Figure record extracts
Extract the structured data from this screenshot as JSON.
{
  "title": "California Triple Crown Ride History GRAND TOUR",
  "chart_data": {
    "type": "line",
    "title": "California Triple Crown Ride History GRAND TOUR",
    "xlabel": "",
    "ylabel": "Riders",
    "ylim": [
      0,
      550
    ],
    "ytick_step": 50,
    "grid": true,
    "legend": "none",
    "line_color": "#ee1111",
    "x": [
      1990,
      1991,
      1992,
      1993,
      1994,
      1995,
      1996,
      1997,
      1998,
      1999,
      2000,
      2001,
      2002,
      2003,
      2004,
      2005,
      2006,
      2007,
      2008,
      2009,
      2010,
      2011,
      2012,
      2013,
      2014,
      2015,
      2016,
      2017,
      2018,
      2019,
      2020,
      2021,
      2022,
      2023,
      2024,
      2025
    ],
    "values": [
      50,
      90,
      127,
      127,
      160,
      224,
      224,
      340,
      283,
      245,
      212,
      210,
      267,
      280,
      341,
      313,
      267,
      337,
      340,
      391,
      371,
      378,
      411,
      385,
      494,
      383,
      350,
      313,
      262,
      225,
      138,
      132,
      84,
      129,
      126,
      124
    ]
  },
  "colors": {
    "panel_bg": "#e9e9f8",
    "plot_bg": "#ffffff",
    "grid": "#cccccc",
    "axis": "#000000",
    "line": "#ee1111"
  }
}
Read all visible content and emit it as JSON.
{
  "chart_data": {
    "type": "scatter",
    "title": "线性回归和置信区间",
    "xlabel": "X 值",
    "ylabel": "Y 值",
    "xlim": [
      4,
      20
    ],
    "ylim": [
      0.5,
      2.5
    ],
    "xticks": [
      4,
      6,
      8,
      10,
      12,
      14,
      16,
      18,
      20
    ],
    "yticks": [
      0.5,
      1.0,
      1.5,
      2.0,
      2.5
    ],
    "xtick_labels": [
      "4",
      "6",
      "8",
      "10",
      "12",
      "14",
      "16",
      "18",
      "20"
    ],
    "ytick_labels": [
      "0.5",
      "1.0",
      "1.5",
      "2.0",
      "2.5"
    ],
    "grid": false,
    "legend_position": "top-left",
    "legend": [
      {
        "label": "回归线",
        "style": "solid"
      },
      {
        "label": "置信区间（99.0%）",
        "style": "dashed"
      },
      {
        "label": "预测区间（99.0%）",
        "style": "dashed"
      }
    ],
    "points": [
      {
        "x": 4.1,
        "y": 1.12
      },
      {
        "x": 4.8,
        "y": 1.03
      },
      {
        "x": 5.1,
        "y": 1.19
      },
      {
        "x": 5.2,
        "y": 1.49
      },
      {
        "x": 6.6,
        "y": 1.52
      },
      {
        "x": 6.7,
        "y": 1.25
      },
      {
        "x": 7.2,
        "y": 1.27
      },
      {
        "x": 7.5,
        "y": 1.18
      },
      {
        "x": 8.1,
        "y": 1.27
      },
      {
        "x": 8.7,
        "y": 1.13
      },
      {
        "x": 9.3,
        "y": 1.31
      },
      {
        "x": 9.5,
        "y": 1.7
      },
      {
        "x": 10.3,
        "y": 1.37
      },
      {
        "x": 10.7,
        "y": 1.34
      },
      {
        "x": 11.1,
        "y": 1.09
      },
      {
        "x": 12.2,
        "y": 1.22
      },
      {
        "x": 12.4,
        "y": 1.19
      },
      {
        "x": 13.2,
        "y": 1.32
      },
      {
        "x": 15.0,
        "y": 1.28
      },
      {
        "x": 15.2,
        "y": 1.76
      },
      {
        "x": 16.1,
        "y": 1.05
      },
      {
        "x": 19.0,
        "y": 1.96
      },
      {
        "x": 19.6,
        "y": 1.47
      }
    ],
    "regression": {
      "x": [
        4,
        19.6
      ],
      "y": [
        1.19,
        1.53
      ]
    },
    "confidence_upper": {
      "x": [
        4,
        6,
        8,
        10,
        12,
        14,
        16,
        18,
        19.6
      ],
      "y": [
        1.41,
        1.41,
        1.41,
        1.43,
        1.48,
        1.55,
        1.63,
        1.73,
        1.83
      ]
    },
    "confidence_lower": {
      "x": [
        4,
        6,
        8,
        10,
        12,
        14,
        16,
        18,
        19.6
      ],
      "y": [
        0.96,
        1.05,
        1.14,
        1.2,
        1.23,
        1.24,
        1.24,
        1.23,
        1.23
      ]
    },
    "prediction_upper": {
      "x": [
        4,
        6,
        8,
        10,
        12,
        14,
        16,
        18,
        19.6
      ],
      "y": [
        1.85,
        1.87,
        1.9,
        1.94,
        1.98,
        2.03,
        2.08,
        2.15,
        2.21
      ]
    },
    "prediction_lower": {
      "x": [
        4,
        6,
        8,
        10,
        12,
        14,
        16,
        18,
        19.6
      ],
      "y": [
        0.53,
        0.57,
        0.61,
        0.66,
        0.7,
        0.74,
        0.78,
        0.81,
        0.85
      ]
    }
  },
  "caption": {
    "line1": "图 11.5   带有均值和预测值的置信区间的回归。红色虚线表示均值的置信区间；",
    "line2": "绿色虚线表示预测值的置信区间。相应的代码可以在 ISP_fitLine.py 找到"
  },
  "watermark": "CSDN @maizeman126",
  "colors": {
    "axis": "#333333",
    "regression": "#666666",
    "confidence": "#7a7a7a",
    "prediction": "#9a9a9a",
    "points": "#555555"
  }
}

Exercise details
Show all lines in the entries above where the string "GRAND" appears.

Response below
  "title": "California Triple Crown Ride History GRAND TOUR",
    "title": "California Triple Crown Ride History GRAND TOUR",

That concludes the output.